EXERCISE REQUIREMENTS: Return the records exactly as they are.

[Dataset excerpts]
+++++
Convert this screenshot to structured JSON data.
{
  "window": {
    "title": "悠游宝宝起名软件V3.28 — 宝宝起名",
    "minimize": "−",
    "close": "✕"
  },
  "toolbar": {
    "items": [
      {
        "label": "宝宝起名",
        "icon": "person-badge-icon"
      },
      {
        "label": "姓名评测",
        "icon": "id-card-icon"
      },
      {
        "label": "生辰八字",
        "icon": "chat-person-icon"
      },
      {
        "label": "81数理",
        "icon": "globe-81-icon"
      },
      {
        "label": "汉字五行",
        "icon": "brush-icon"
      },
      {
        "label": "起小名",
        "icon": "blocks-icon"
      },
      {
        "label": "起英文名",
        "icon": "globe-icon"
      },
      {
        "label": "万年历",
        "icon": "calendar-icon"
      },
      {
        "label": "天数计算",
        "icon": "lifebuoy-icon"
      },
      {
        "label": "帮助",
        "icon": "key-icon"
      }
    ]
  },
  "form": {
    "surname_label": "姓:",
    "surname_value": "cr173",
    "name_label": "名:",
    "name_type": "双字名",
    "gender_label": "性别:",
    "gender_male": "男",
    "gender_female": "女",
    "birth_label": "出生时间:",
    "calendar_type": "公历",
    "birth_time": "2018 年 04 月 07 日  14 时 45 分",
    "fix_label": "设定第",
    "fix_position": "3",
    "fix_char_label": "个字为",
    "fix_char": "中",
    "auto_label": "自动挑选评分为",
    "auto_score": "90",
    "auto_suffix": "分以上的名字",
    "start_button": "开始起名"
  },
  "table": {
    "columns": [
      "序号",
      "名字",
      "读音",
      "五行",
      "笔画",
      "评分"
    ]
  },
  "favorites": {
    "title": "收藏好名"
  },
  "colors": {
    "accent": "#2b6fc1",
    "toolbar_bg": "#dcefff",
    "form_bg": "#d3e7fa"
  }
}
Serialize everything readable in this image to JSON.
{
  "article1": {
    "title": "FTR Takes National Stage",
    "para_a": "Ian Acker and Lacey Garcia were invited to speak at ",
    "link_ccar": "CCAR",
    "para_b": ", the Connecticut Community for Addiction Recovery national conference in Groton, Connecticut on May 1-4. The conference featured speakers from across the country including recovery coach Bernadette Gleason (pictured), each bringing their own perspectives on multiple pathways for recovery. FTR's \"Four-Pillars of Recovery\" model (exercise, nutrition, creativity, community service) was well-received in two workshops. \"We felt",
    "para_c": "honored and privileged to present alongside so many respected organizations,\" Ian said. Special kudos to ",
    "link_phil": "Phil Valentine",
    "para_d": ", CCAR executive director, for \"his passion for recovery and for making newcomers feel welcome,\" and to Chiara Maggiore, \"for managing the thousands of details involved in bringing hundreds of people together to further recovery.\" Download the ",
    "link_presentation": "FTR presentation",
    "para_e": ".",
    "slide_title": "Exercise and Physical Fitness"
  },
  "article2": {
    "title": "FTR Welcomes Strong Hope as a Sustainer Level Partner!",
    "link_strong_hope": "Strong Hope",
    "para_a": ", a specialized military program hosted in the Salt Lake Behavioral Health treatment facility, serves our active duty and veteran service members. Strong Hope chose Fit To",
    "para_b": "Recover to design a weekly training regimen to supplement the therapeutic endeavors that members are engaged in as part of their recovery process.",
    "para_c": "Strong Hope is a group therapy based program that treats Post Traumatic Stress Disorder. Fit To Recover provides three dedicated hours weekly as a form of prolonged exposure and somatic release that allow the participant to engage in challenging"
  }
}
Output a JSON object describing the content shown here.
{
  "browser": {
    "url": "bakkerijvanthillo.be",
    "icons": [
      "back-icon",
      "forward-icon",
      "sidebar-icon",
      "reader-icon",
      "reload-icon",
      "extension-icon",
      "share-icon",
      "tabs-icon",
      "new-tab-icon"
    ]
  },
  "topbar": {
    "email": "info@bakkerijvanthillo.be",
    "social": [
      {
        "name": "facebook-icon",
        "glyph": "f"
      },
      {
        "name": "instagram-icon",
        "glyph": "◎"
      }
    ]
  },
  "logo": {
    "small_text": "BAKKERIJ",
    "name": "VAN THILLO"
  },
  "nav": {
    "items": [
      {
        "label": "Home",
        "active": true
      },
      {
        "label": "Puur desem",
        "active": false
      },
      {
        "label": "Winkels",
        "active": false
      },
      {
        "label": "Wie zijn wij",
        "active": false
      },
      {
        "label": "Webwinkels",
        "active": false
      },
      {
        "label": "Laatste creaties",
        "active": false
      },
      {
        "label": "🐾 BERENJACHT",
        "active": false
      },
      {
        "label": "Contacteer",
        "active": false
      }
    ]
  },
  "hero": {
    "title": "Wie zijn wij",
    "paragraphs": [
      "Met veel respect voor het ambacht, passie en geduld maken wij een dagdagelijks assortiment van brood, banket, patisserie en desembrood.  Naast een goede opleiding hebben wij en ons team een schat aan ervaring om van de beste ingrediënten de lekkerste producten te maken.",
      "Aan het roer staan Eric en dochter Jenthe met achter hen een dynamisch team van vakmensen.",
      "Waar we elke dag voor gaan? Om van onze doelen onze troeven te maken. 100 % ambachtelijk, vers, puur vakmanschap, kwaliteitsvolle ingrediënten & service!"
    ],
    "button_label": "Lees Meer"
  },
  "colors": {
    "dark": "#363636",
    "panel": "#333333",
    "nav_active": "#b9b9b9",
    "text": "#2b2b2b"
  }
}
+++++
SOLUTION TO THIS PROBLEM:
Convert this screenshot to structured JSON data.
{
  "window": {
    "title": "悠游宝宝起名软件V3.28 — 宝宝起名",
    "minimize": "−",
    "close": "✕"
  },
  "toolbar": {
    "items": [
      {
        "label": "宝宝起名",
        "icon": "person-badge-icon"
      },
      {
        "label": "姓名评测",
        "icon": "id-card-icon"
      },
      {
        "label": "生辰八字",
        "icon": "chat-person-icon"
      },
      {
        "label": "81数理",
        "icon": "globe-81-icon"
      },
      {
        "label": "汉字五行",
        "icon": "brush-icon"
      },
      {
        "label": "起小名",
        "icon": "blocks-icon"
      },
      {
        "label": "起英文名",
        "icon": "globe-icon"
      },
      {
        "label": "万年历",
        "icon": "calendar-icon"
      },
      {
        "label": "天数计算",
        "icon": "lifebuoy-icon"
      },
      {
        "label": "帮助",
        "icon": "key-icon"
      }
    ]
  },
  "form": {
    "surname_label": "姓:",
    "surname_value": "cr173",
    "name_label": "名:",
    "name_type": "双字名",
    "gender_label": "性别:",
    "gender_male": "男",
    "gender_female": "女",
    "birth_label": "出生时间:",
    "calendar_type": "公历",
    "birth_time": "2018 年 04 月 07 日  14 时 45 分",
    "fix_label": "设定第",
    "fix_position": "3",
    "fix_char_label": "个字为",
    "fix_char": "中",
    "auto_label": "自动挑选评分为",
    "auto_score": "90",
    "auto_suffix": "分以上的名字",
    "start_button": "开始起名"
  },
  "table": {
    "columns": [
      "序号",
      "名字",
      "读音",
      "五行",
      "笔画",
      "评分"
    ]
  },
  "favorites": {
    "title": "收藏好名"
  },
  "colors": {
    "accent": "#2b6fc1",
    "toolbar_bg": "#dcefff",
    "form_bg": "#d3e7fa"
  }
}
Serialize everything readable in this image to JSON.
{
  "article1": {
    "title": "FTR Takes National Stage",
    "para_a": "Ian Acker and Lacey Garcia were invited to speak at ",
    "link_ccar": "CCAR",
    "para_b": ", the Connecticut Community for Addiction Recovery national conference in Groton, Connecticut on May 1-4. The conference featured speakers from across the country including recovery coach Bernadette Gleason (pictured), each bringing their own perspectives on multiple pathways for recovery. FTR's \"Four-Pillars of Recovery\" model (exercise, nutrition, creativity, community service) was well-received in two workshops. \"We felt",
    "para_c": "honored and privileged to present alongside so many respected organizations,\" Ian said. Special kudos to ",
    "link_phil": "Phil Valentine",
    "para_d": ", CCAR executive director, for \"his passion for recovery and for making newcomers feel welcome,\" and to Chiara Maggiore, \"for managing the thousands of details involved in bringing hundreds of people together to further recovery.\" Download the ",
    "link_presentation": "FTR presentation",
    "para_e": ".",
    "slide_title": "Exercise and Physical Fitness"
  },
  "article2": {
    "title": "FTR Welcomes Strong Hope as a Sustainer Level Partner!",
    "link_strong_hope": "Strong Hope",
    "para_a": ", a specialized military program hosted in the Salt Lake Behavioral Health treatment facility, serves our active duty and veteran service members. Strong Hope chose Fit To",
    "para_b": "Recover to design a weekly training regimen to supplement the therapeutic endeavors that members are engaged in as part of their recovery process.",
    "para_c": "Strong Hope is a group therapy based program that treats Post Traumatic Stress Disorder. Fit To Recover provides three dedicated hours weekly as a form of prolonged exposure and somatic release that allow the participant to engage in challenging"
  }
}
Output a JSON object describing the content shown here.
{
  "browser": {
    "url": "bakkerijvanthillo.be",
    "icons": [
      "back-icon",
      "forward-icon",
      "sidebar-icon",
      "reader-icon",
      "reload-icon",
      "extension-icon",
      "share-icon",
      "tabs-icon",
      "new-tab-icon"
    ]
  },
  "topbar": {
    "email": "info@bakkerijvanthillo.be",
    "social": [
      {
        "name": "facebook-icon",
        "glyph": "f"
      },
      {
        "name": "instagram-icon",
        "glyph": "◎"
      }
    ]
  },
  "logo": {
    "small_text": "BAKKERIJ",
    "name": "VAN THILLO"
  },
  "nav": {
    "items": [
      {
        "label": "Home",
        "active": true
      },
      {
        "label": "Puur desem",
        "active": false
      },
      {
        "label": "Winkels",
        "active": false
      },
      {
        "label": "Wie zijn wij",
        "active": false
      },
      {
        "label": "Webwinkels",
        "active": false
      },
      {
        "label": "Laatste creaties",
        "active": false
      },
      {
        "label": "🐾 BERENJACHT",
        "active": false
      },
      {
        "label": "Contacteer",
        "active": false
      }
    ]
  },
  "hero": {
    "title": "Wie zijn wij",
    "paragraphs": [
      "Met veel respect voor het ambacht, passie en geduld maken wij een dagdagelijks assortiment van brood, banket, patisserie en desembrood.  Naast een goede opleiding hebben wij en ons team een schat aan ervaring om van de beste ingrediënten de lekkerste producten te maken.",
      "Aan het roer staan Eric en dochter Jenthe met achter hen een dynamisch team van vakmensen.",
      "Waar we elke dag voor gaan? Om van onze doelen onze troeven te maken. 100 % ambachtelijk, vers, puur vakmanschap, kwaliteitsvolle ingrediënten & service!"
    ],
    "button_label": "Lees Meer"
  },
  "colors": {
    "dark": "#363636",
    "panel": "#333333",
    "nav_active": "#b9b9b9",
    "text": "#2b2b2b"
  }
}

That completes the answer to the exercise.